━━ INPUT

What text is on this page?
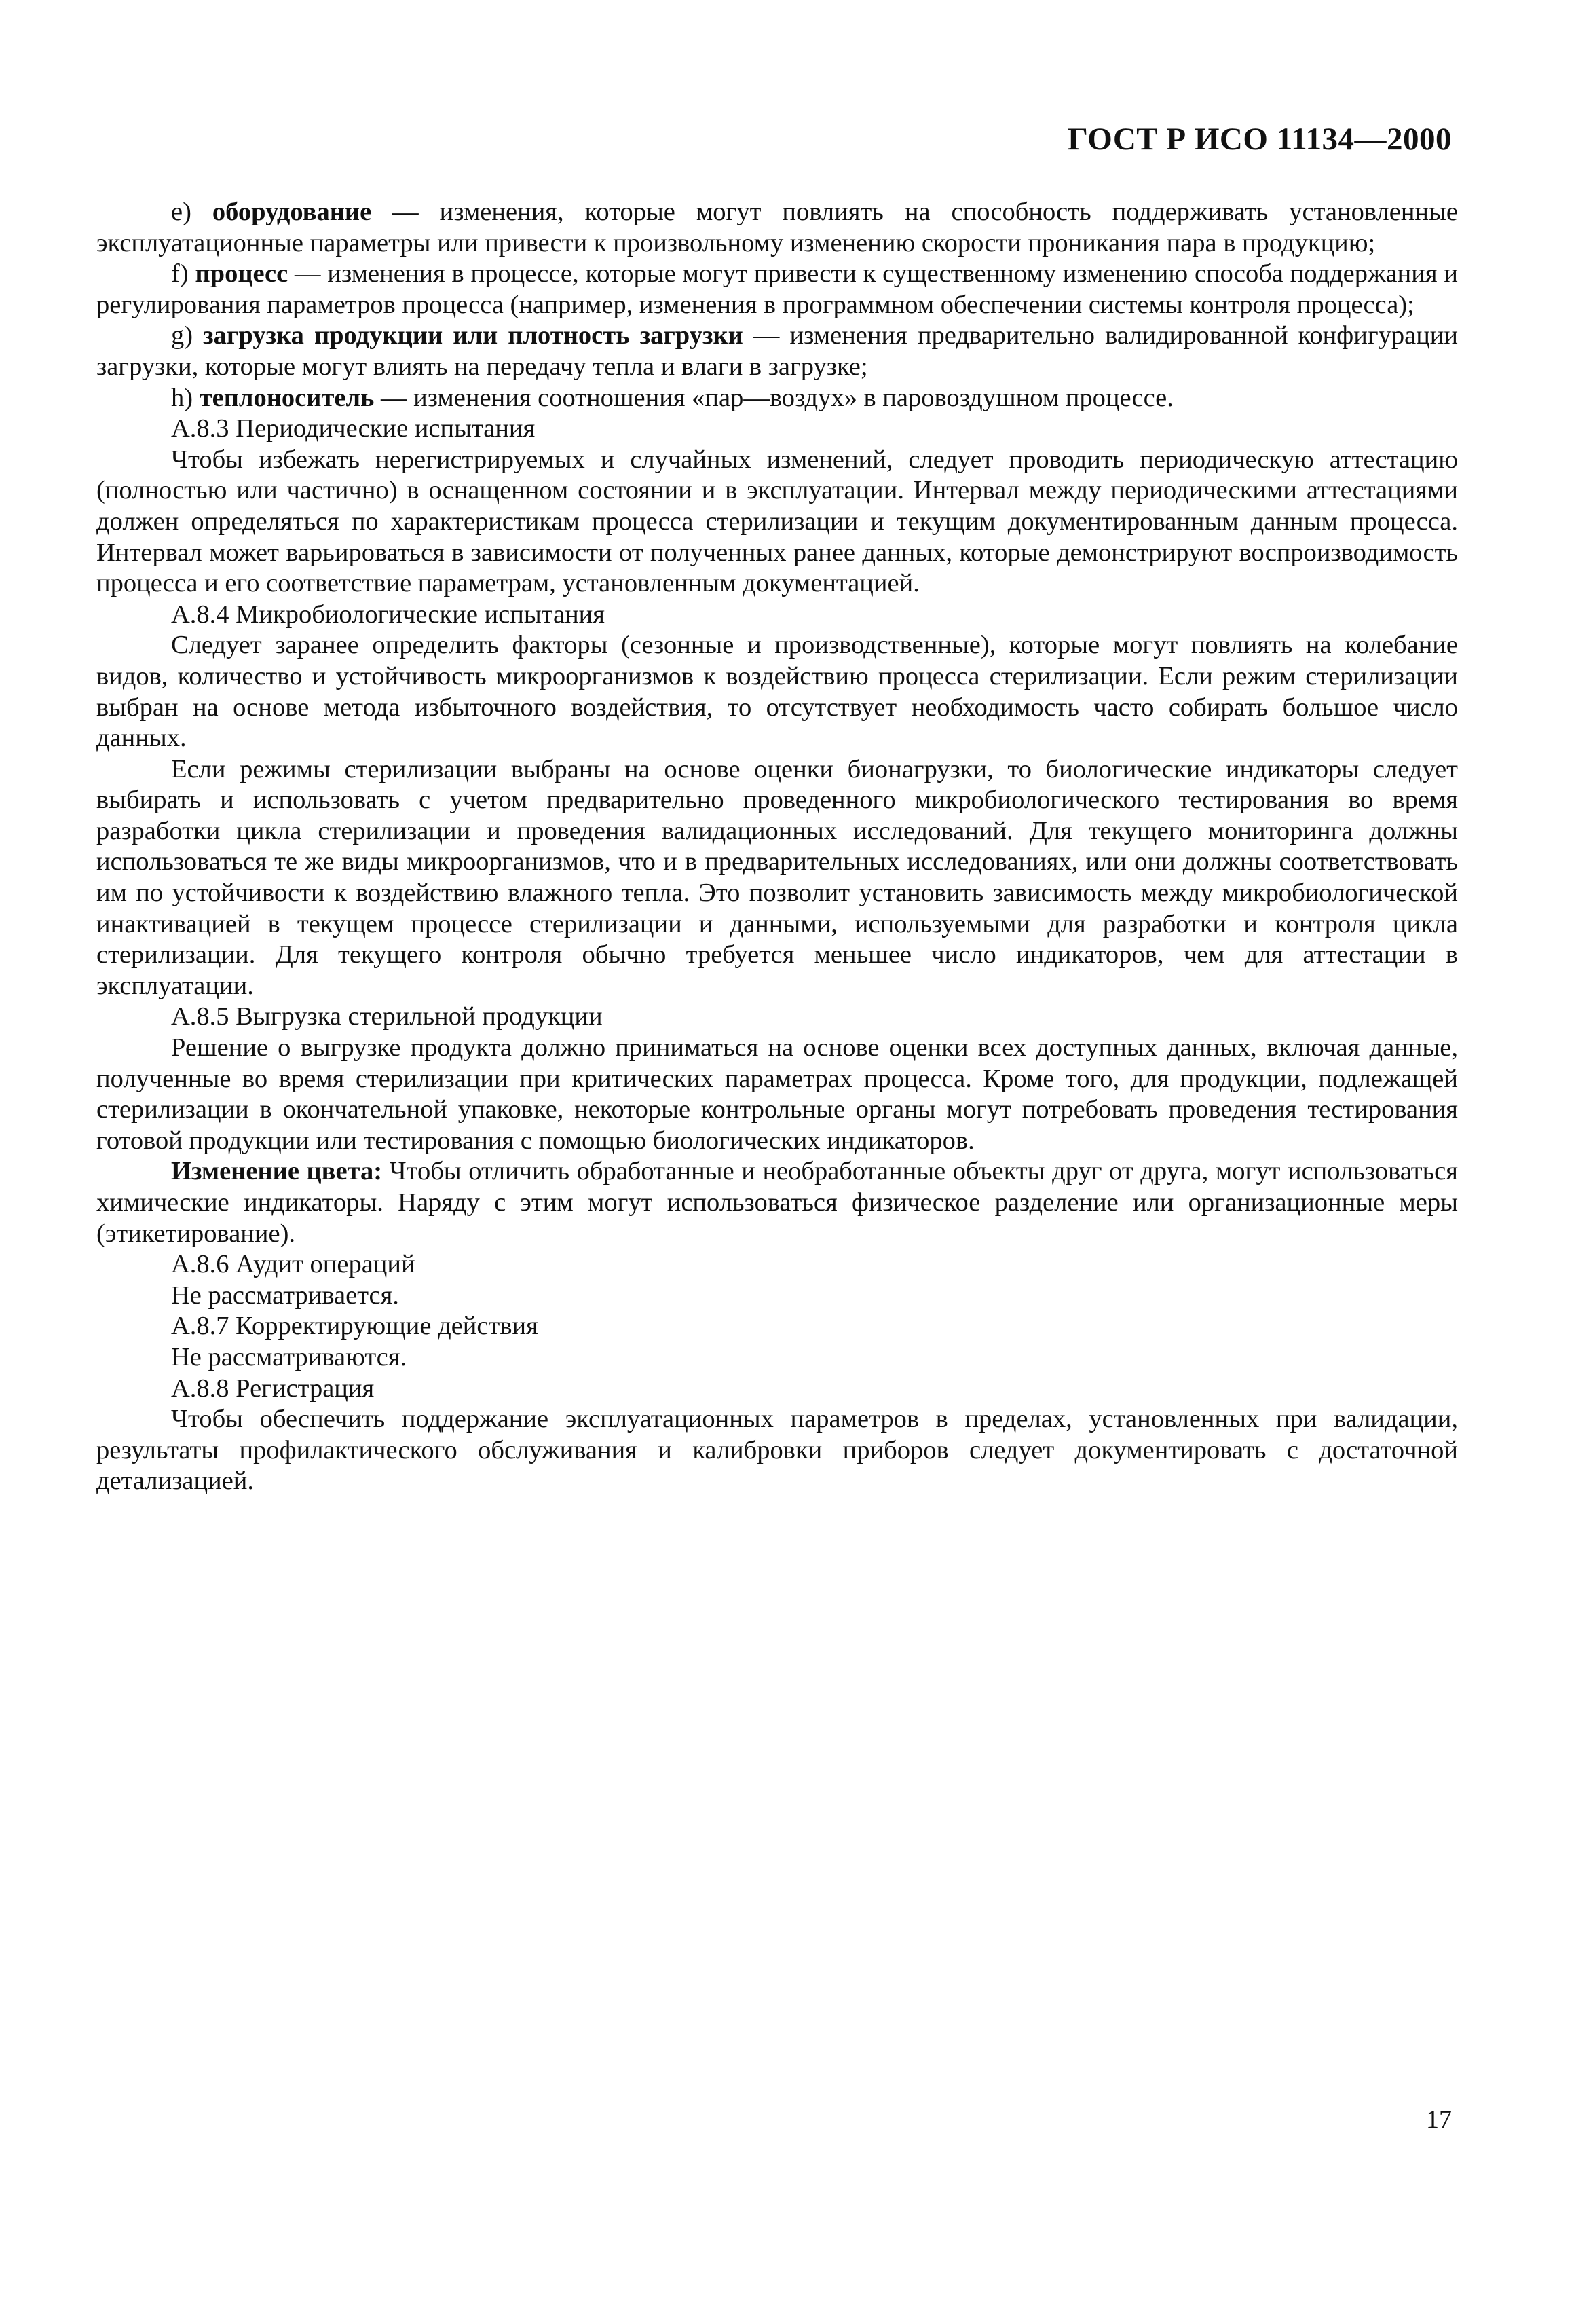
ГОСТ Р ИСО 11134—2000

e) оборудование — изменения, которые могут повлиять на способность поддерживать установленные эксплуатационные параметры или привести к произвольному изменению скорости проникания пара в продукцию;

f) процесс — изменения в процессе, которые могут привести к существенному изменению способа поддержания и регулирования параметров процесса (например, изменения в программном обеспечении системы контроля процесса);

g) загрузка продукции или плотность загрузки — изменения предварительно валидированной конфигурации загрузки, которые могут влиять на передачу тепла и влаги в загрузке;

h) теплоноситель — изменения соотношения «пар—воздух» в паровоздушном процессе.

А.8.3 Периодические испытания

Чтобы избежать нерегистрируемых и случайных изменений, следует проводить периодическую аттестацию (полностью или частично) в оснащенном состоянии и в эксплуатации. Интервал между периодическими аттестациями должен определяться по характеристикам процесса стерилизации и текущим документированным данным процесса. Интервал может варьироваться в зависимости от полученных ранее данных, которые демонстрируют воспроизводимость процесса и его соответствие параметрам, установленным документацией.

А.8.4 Микробиологические испытания

Следует заранее определить факторы (сезонные и производственные), которые могут повлиять на колебание видов, количество и устойчивость микроорганизмов к воздействию процесса стерилизации. Если режим стерилизации выбран на основе метода избыточного воздействия, то отсутствует необходимость часто собирать большое число данных.

Если режимы стерилизации выбраны на основе оценки бионагрузки, то биологические индикаторы следует выбирать и использовать с учетом предварительно проведенного микробиологического тестирования во время разработки цикла стерилизации и проведения валидационных исследований. Для текущего мониторинга должны использоваться те же виды микроорганизмов, что и в предварительных исследованиях, или они должны соответствовать им по устойчивости к воздействию влажного тепла. Это позволит установить зависимость между микробиологической инактивацией в текущем процессе стерилизации и данными, используемыми для разработки и контроля цикла стерилизации. Для текущего контроля обычно требуется меньшее число индикаторов, чем для аттестации в эксплуатации.

А.8.5 Выгрузка стерильной продукции

Решение о выгрузке продукта должно приниматься на основе оценки всех доступных данных, включая данные, полученные во время стерилизации при критических параметрах процесса. Кроме того, для продукции, подлежащей стерилизации в окончательной упаковке, некоторые контрольные органы могут потребовать проведения тестирования готовой продукции или тестирования с помощью биологических индикаторов.

Изменение цвета: Чтобы отличить обработанные и необработанные объекты друг от друга, могут использоваться химические индикаторы. Наряду с этим могут использоваться физическое разделение или организационные меры (этикетирование).

А.8.6 Аудит операций

Не рассматривается.

А.8.7 Корректирующие действия

Не рассматриваются.

А.8.8 Регистрация

Чтобы обеспечить поддержание эксплуатационных параметров в пределах, установленных при валидации, результаты профилактического обслуживания и калибровки приборов следует документировать с достаточной детализацией.

17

━━━━

### GIVEN INSTRUCTION
Extract all the entries word for word; omit any pictures.

### OUTPUT OF THE EXERCISE
What text is on this page?
ГОСТ Р ИСО 11134—2000

e) оборудование — изменения, которые могут повлиять на способность поддерживать установленные эксплуатационные параметры или привести к произвольному изменению скорости проникания пара в продукцию;

f) процесс — изменения в процессе, которые могут привести к существенному изменению способа поддержания и регулирования параметров процесса (например, изменения в программном обеспечении системы контроля процесса);

g) загрузка продукции или плотность загрузки — изменения предварительно валидированной конфигурации загрузки, которые могут влиять на передачу тепла и влаги в загрузке;

h) теплоноситель — изменения соотношения «пар—воздух» в паровоздушном процессе.

А.8.3 Периодические испытания

Чтобы избежать нерегистрируемых и случайных изменений, следует проводить периодическую аттестацию (полностью или частично) в оснащенном состоянии и в эксплуатации. Интервал между периодическими аттестациями должен определяться по характеристикам процесса стерилизации и текущим документированным данным процесса. Интервал может варьироваться в зависимости от полученных ранее данных, которые демонстрируют воспроизводимость процесса и его соответствие параметрам, установленным документацией.

А.8.4 Микробиологические испытания

Следует заранее определить факторы (сезонные и производственные), которые могут повлиять на колебание видов, количество и устойчивость микроорганизмов к воздействию процесса стерилизации. Если режим стерилизации выбран на основе метода избыточного воздействия, то отсутствует необходимость часто собирать большое число данных.

Если режимы стерилизации выбраны на основе оценки бионагрузки, то биологические индикаторы следует выбирать и использовать с учетом предварительно проведенного микробиологического тестирования во время разработки цикла стерилизации и проведения валидационных исследований. Для текущего мониторинга должны использоваться те же виды микроорганизмов, что и в предварительных исследованиях, или они должны соответствовать им по устойчивости к воздействию влажного тепла. Это позволит установить зависимость между микробиологической инактивацией в текущем процессе стерилизации и данными, используемыми для разработки и контроля цикла стерилизации. Для текущего контроля обычно требуется меньшее число индикаторов, чем для аттестации в эксплуатации.

А.8.5 Выгрузка стерильной продукции

Решение о выгрузке продукта должно приниматься на основе оценки всех доступных данных, включая данные, полученные во время стерилизации при критических параметрах процесса. Кроме того, для продукции, подлежащей стерилизации в окончательной упаковке, некоторые контрольные органы могут потребовать проведения тестирования готовой продукции или тестирования с помощью биологических индикаторов.

Изменение цвета: Чтобы отличить обработанные и необработанные объекты друг от друга, могут использоваться химические индикаторы. Наряду с этим могут использоваться физическое разделение или организационные меры (этикетирование).

А.8.6 Аудит операций

Не рассматривается.

А.8.7 Корректирующие действия

Не рассматриваются.

А.8.8 Регистрация

Чтобы обеспечить поддержание эксплуатационных параметров в пределах, установленных при валидации, результаты профилактического обслуживания и калибровки приборов следует документировать с достаточной детализацией.

17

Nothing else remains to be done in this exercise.